Work to be completed: Lines containing the word "series" are to be located and copied.

====

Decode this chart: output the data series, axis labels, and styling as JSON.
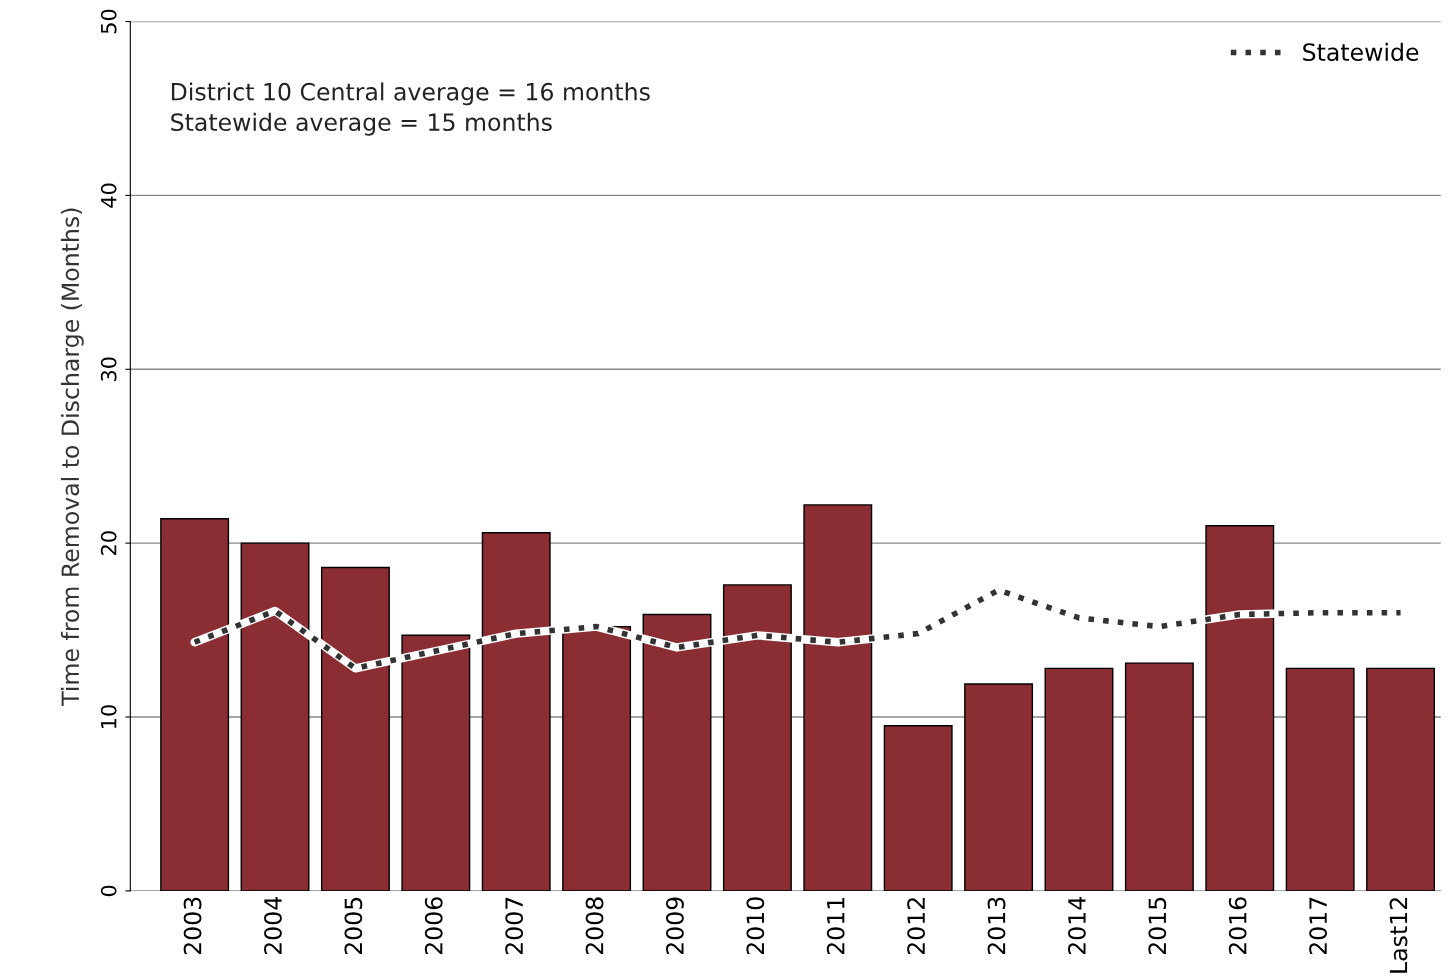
{
  "chart_data": {
    "type": "bar",
    "ylabel": "Time from Removal to Discharge (Months)",
    "categories": [
      "2003",
      "2004",
      "2005",
      "2006",
      "2007",
      "2008",
      "2009",
      "2010",
      "2011",
      "2012",
      "2013",
      "2014",
      "2015",
      "2016",
      "2017",
      "Last12"
    ],
    "series": [
      {
        "color": "#8b2e33",
        "values": [
          21.4,
          20.0,
          18.6,
          14.7,
          20.6,
          15.2,
          15.9,
          17.6,
          22.2,
          9.5,
          11.9,
          12.8,
          13.1,
          21.0,
          12.8,
          12.8
        ]
      },
      {
        "type": "line",
        "name": "Statewide",
        "color": "#333333",
        "line_style": "dotted",
        "values": [
          14.3,
          16.1,
          12.8,
          13.8,
          14.8,
          15.2,
          14.0,
          14.7,
          14.3,
          14.8,
          17.3,
          15.7,
          15.2,
          15.9,
          16.0,
          16.0
        ]
      }
    ],
    "ylim": [
      0,
      50
    ],
    "yticks": [
      0,
      10,
      20,
      30,
      40,
      50
    ],
    "grid": "y",
    "legend": "top right",
    "annotations": [
      "District 10 Central average = 16 months",
      "Statewide average = 15 months"
    ]
  }
}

====

Task output:
Decode this chart: output the data series, axis labels, and styling as JSON.
    "series": [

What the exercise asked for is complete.